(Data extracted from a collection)
= = = =

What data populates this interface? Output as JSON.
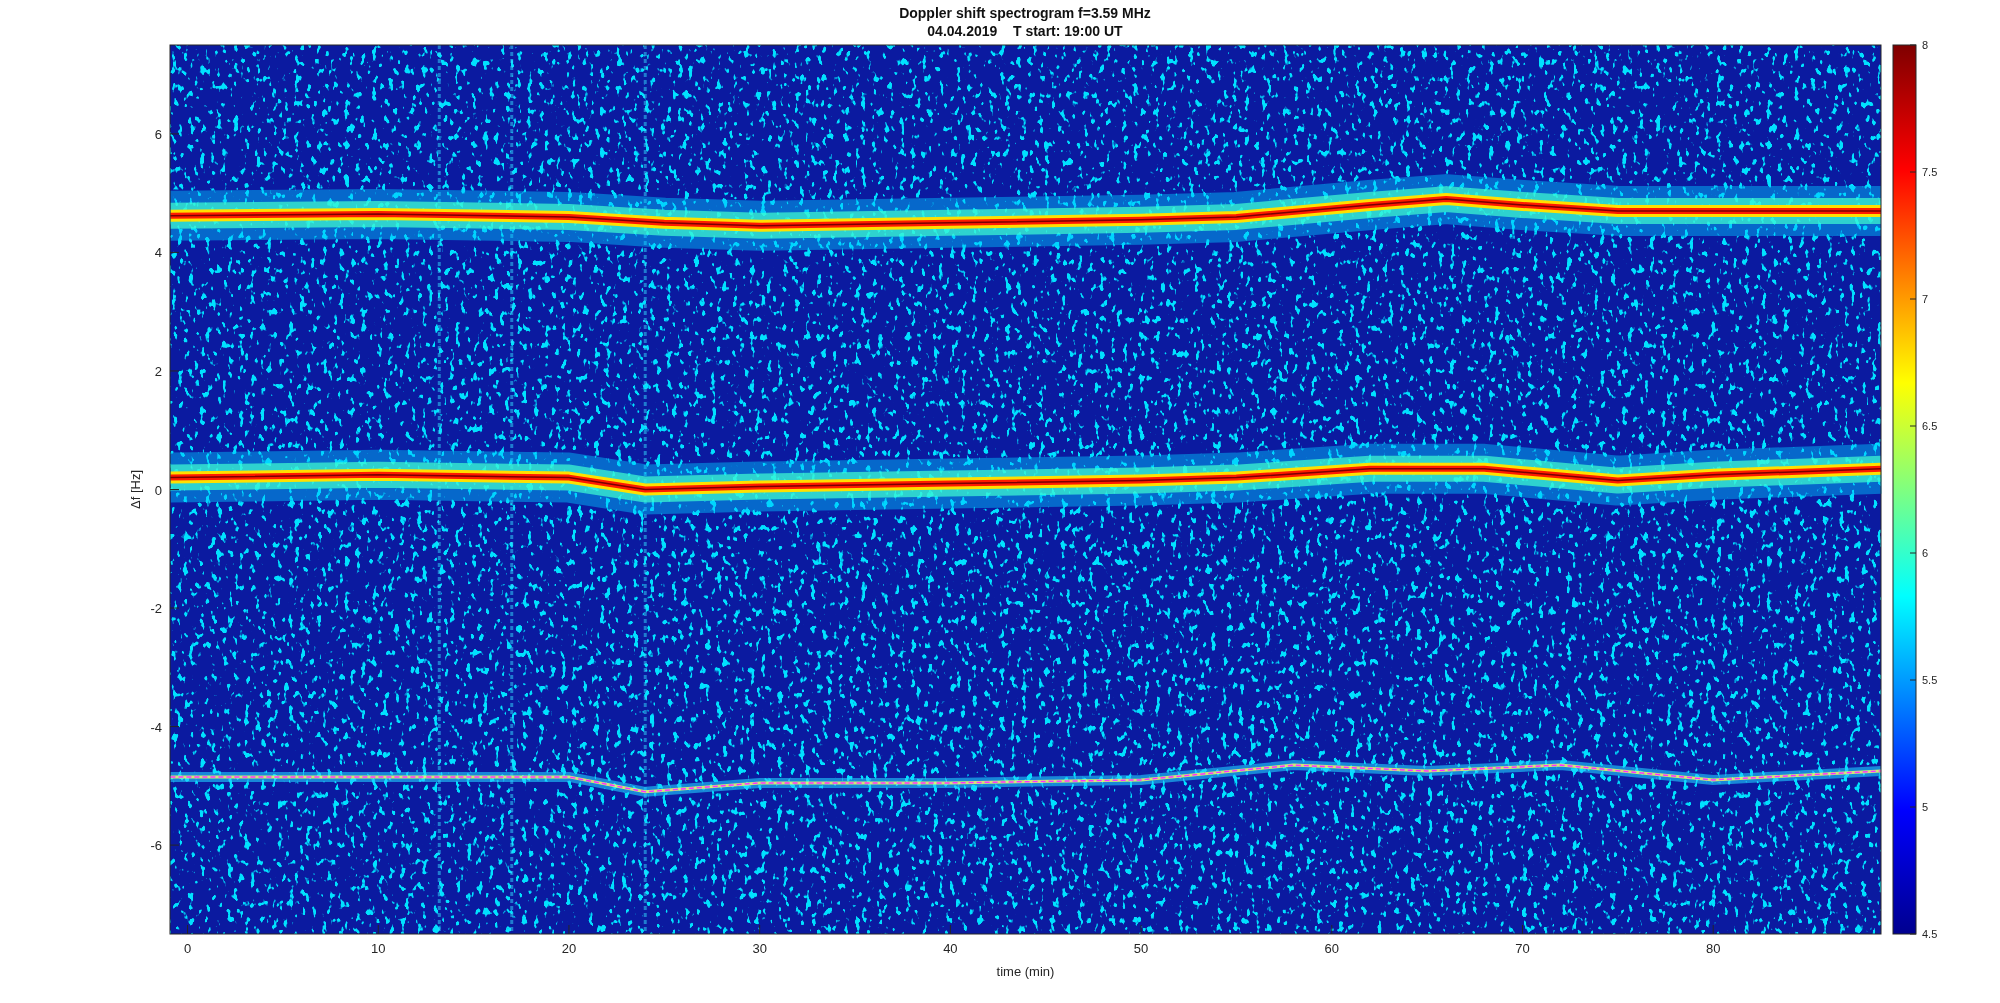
{
  "title": [
    "Doppler shift spectrogram f=3.59 MHz",
    "04.04.2019    T start: 19:00 UT"
  ],
  "plot": {
    "xlabel": "time (min)",
    "ylabel": "Δf [Hz]",
    "xticks": [
      "0",
      "10",
      "20",
      "30",
      "40",
      "50",
      "60",
      "70",
      "80"
    ],
    "yticks": [
      "6",
      "4",
      "2",
      "0",
      "-2",
      "-4",
      "-6"
    ],
    "colorbar": {
      "ticks": [
        "8",
        "7.5",
        "7",
        "6.5",
        "6",
        "5.5",
        "5",
        "4.5"
      ]
    }
  }
}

= = = =

Print the complete listing exactly as it stands, without its pictures.

What data populates this interface? Output as JSON.
{
  "title": [
    "Doppler shift spectrogram f=3.59 MHz",
    "04.04.2019    T start: 19:00 UT"
  ],
  "plot": {
    "xlabel": "time (min)",
    "ylabel": "Δf [Hz]",
    "xticks": [
      "0",
      "10",
      "20",
      "30",
      "40",
      "50",
      "60",
      "70",
      "80"
    ],
    "yticks": [
      "6",
      "4",
      "2",
      "0",
      "-2",
      "-4",
      "-6"
    ],
    "colorbar": {
      "ticks": [
        "8",
        "7.5",
        "7",
        "6.5",
        "6",
        "5.5",
        "5",
        "4.5"
      ]
    }
  }
}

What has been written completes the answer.